▶ WORK TO DO: Among the lines below, list those containing the string "hàng".

Start of DATA EXCERPTS

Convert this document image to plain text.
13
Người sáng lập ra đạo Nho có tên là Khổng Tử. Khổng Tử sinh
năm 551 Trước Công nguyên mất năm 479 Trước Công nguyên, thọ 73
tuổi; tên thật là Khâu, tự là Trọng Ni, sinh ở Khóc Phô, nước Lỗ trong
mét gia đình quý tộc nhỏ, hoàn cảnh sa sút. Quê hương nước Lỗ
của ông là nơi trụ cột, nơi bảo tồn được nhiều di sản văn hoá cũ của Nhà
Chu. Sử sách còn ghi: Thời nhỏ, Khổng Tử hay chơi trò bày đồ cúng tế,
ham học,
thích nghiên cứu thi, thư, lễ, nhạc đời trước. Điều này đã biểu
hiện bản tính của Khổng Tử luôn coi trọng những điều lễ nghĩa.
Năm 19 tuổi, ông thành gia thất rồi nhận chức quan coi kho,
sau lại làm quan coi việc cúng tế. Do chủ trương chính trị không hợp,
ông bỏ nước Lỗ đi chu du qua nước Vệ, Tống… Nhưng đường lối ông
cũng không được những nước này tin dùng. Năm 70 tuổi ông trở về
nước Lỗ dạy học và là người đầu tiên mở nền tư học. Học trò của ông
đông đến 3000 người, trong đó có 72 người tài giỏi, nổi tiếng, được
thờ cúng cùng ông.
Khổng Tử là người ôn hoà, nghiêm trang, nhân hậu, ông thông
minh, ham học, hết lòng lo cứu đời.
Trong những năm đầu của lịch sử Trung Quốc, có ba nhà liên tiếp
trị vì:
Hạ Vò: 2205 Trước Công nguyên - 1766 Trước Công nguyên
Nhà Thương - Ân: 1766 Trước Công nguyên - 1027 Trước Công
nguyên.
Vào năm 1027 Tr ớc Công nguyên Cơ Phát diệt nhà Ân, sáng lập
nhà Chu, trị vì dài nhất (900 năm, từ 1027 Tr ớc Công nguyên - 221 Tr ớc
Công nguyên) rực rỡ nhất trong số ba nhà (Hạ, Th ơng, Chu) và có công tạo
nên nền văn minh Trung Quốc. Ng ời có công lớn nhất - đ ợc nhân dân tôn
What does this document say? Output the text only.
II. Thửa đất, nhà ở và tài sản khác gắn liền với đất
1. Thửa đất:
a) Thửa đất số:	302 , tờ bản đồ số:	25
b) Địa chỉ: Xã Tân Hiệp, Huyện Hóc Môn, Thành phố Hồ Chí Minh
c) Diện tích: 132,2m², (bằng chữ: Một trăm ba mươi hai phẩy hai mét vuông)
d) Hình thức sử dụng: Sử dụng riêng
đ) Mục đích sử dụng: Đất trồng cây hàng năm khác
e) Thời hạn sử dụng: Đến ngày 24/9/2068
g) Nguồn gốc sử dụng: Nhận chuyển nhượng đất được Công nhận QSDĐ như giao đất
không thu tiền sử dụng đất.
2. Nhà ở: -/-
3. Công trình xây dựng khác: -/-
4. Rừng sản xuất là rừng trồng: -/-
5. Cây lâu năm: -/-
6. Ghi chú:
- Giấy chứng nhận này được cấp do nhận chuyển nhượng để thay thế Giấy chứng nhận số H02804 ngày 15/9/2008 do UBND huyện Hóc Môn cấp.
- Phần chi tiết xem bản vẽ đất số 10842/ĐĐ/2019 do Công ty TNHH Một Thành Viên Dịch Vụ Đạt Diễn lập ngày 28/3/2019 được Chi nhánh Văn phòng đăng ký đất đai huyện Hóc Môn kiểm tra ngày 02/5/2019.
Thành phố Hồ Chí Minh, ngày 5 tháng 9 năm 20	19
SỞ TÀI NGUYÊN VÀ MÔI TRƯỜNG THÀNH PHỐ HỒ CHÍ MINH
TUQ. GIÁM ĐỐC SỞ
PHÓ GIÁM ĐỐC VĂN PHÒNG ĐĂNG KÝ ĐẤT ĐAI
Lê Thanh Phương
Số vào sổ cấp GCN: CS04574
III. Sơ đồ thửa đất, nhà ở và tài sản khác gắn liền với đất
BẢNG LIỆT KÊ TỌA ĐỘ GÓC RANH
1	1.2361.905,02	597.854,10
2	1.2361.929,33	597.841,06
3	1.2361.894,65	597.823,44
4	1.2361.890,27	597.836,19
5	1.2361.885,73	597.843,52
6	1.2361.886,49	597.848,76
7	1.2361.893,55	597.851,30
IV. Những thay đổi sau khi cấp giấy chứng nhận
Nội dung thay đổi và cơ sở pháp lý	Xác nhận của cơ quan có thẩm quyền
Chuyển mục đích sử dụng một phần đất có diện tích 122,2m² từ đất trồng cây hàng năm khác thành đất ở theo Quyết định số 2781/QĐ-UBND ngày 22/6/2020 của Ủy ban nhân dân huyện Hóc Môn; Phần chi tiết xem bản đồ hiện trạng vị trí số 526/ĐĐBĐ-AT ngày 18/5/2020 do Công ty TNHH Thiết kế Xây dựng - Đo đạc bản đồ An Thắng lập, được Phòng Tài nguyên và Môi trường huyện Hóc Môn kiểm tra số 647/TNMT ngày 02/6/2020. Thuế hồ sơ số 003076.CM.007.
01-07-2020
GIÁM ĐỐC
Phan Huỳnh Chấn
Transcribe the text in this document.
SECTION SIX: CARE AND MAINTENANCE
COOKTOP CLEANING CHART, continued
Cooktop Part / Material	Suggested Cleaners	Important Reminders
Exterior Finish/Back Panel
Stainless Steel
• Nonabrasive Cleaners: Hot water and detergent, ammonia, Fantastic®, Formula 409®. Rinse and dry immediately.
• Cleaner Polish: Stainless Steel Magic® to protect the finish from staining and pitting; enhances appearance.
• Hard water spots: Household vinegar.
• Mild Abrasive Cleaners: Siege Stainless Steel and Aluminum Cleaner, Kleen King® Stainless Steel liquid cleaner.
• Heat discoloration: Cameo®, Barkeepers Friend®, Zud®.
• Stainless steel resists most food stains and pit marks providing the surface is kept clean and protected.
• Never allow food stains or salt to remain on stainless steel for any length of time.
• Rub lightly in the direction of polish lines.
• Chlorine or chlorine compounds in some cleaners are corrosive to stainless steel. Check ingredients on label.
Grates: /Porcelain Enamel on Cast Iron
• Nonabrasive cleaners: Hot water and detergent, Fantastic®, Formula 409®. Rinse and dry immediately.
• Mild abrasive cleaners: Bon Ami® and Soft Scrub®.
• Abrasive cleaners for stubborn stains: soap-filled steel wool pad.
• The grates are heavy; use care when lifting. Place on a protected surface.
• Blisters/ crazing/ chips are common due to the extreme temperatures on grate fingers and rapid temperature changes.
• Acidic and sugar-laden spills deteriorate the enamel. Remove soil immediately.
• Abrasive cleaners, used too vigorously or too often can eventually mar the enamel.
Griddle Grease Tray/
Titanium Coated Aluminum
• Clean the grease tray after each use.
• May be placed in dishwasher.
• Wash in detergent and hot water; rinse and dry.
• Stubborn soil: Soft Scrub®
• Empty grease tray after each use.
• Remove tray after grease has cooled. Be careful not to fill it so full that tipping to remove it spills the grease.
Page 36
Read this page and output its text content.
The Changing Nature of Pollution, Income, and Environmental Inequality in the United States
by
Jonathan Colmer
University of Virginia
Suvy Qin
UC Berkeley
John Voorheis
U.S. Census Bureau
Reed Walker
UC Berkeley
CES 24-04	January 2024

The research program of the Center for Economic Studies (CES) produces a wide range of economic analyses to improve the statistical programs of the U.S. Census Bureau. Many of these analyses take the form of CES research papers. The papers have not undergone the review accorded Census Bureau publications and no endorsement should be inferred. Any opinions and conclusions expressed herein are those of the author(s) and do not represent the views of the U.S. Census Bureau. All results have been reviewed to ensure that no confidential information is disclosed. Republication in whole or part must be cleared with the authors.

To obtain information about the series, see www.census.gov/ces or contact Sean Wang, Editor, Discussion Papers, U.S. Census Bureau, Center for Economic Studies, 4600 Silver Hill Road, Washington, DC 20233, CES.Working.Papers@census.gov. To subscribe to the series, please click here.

End of DATA EXCERPTS

▶ PROBLEM SOLUTION:
đ) Mục đích sử dụng: Đất trồng cây hàng năm khác
Chuyển mục đích sử dụng một phần đất có diện tích 122,2m² từ đất trồng cây hàng năm khác thành đất ở theo Quyết định số 2781/QĐ-UBND ngày 22/6/2020 của Ủy ban nhân dân huyện Hóc Môn; Phần chi tiết xem bản đồ hiện trạng vị trí số 526/ĐĐBĐ-AT ngày 18/5/2020 do Công ty TNHH Thiết kế Xây dựng - Đo đạc bản đồ An Thắng lập, được Phòng Tài nguyên và Môi trường huyện Hóc Môn kiểm tra số 647/TNMT ngày 02/6/2020. Thuế hồ sơ số 003076.CM.007.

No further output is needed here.